● **TASK BRIEF**
Leave the pictures out and print every record below exactly as it stands.

● **EXTRACTED ENTRIES**
================================

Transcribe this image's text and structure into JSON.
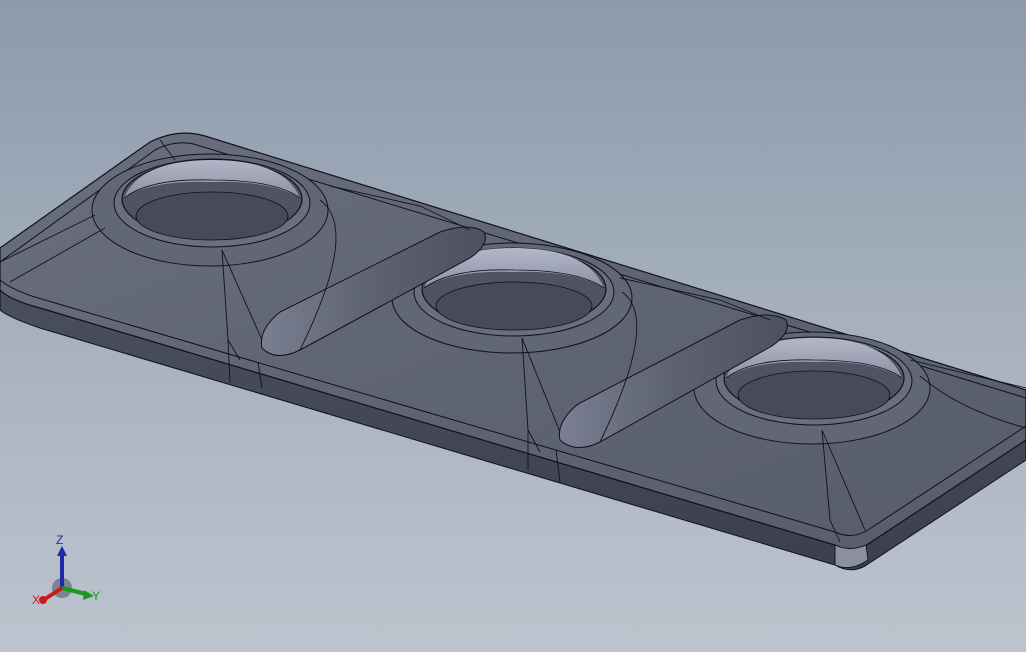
{
  "viewport": {
    "background_top": "#8d9aab",
    "background_bottom": "#bcc4ce",
    "model_color": "#5c6170",
    "edge_color": "#101218",
    "hole_wall_color": "#a3a8ba"
  },
  "triad": {
    "x_label": "X",
    "y_label": "Y",
    "z_label": "Z",
    "x_color": "#d01818",
    "y_color": "#1a9a1a",
    "z_color": "#1c2aa8"
  }
}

================================

● **SOLUTION BELOW**
Transcribe this image's text and structure into JSON.
{
  "viewport": {
    "background_top": "#8d9aab",
    "background_bottom": "#bcc4ce",
    "model_color": "#5c6170",
    "edge_color": "#101218",
    "hole_wall_color": "#a3a8ba"
  },
  "triad": {
    "x_label": "X",
    "y_label": "Y",
    "z_label": "Z",
    "x_color": "#d01818",
    "y_color": "#1a9a1a",
    "z_color": "#1c2aa8"
  }
}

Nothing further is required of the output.